:: WHAT THE TASK ASKS ::
Below are entries. Pull out all lines containing "hiện".

:: MATERIAL FOR THE TASK ::
↓↓↓
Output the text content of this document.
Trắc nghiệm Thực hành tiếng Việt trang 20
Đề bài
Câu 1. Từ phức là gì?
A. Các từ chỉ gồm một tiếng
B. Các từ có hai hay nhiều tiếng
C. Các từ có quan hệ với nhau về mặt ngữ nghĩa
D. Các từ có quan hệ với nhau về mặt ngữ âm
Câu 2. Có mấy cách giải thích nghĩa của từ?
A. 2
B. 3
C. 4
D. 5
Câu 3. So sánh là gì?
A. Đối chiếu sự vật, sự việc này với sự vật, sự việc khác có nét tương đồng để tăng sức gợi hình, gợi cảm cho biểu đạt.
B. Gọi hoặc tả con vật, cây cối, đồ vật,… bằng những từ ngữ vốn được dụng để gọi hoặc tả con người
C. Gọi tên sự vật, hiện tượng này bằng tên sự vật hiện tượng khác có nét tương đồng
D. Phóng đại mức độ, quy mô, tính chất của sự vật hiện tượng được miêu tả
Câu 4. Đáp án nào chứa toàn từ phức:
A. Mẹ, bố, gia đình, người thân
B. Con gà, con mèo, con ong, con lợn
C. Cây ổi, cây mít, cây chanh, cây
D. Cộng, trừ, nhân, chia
↑↑↑
:: REPLY ::
C. Gọi tên sự vật, hiện tượng này bằng tên sự vật hiện tượng khác có nét tương đồng
D. Phóng đại mức độ, quy mô, tính chất của sự vật hiện tượng được miêu tả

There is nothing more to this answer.